EXCERPTED DATA:

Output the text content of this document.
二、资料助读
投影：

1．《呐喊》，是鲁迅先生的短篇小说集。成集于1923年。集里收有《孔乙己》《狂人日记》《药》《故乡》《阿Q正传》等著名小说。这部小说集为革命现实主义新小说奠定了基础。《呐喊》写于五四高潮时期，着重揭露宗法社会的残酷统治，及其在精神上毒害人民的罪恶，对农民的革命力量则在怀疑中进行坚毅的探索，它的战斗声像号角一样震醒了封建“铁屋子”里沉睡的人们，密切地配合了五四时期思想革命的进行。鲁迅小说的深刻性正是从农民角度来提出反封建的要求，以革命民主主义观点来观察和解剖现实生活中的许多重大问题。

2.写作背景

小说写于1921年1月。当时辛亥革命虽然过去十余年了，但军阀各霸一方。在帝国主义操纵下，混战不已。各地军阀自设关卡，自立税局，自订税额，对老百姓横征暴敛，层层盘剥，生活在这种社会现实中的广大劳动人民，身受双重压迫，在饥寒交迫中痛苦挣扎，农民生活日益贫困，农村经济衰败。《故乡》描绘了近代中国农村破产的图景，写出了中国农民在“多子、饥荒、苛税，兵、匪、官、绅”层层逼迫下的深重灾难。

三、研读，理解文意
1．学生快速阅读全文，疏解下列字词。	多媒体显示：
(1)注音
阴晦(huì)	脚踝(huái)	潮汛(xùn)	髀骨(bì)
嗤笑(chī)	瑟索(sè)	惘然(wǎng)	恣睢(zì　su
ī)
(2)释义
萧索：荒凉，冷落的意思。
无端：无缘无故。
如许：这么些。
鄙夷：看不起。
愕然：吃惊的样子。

TASK OBJECTIVE:
Would you reproduce all the entries exactly?

TASK SOLUTION:
Output the text content of this document.
二、资料助读
投影：

1．《呐喊》，是鲁迅先生的短篇小说集。成集于1923年。集里收有《孔乙己》《狂人日记》《药》《故乡》《阿Q正传》等著名小说。这部小说集为革命现实主义新小说奠定了基础。《呐喊》写于五四高潮时期，着重揭露宗法社会的残酷统治，及其在精神上毒害人民的罪恶，对农民的革命力量则在怀疑中进行坚毅的探索，它的战斗声像号角一样震醒了封建“铁屋子”里沉睡的人们，密切地配合了五四时期思想革命的进行。鲁迅小说的深刻性正是从农民角度来提出反封建的要求，以革命民主主义观点来观察和解剖现实生活中的许多重大问题。

2.写作背景

小说写于1921年1月。当时辛亥革命虽然过去十余年了，但军阀各霸一方。在帝国主义操纵下，混战不已。各地军阀自设关卡，自立税局，自订税额，对老百姓横征暴敛，层层盘剥，生活在这种社会现实中的广大劳动人民，身受双重压迫，在饥寒交迫中痛苦挣扎，农民生活日益贫困，农村经济衰败。《故乡》描绘了近代中国农村破产的图景，写出了中国农民在“多子、饥荒、苛税，兵、匪、官、绅”层层逼迫下的深重灾难。

三、研读，理解文意
1．学生快速阅读全文，疏解下列字词。	多媒体显示：
(1)注音
阴晦(huì)	脚踝(huái)	潮汛(xùn)	髀骨(bì)
嗤笑(chī)	瑟索(sè)	惘然(wǎng)	恣睢(zì　su
ī)
(2)释义
萧索：荒凉，冷落的意思。
无端：无缘无故。
如许：这么些。
鄙夷：看不起。
愕然：吃惊的样子。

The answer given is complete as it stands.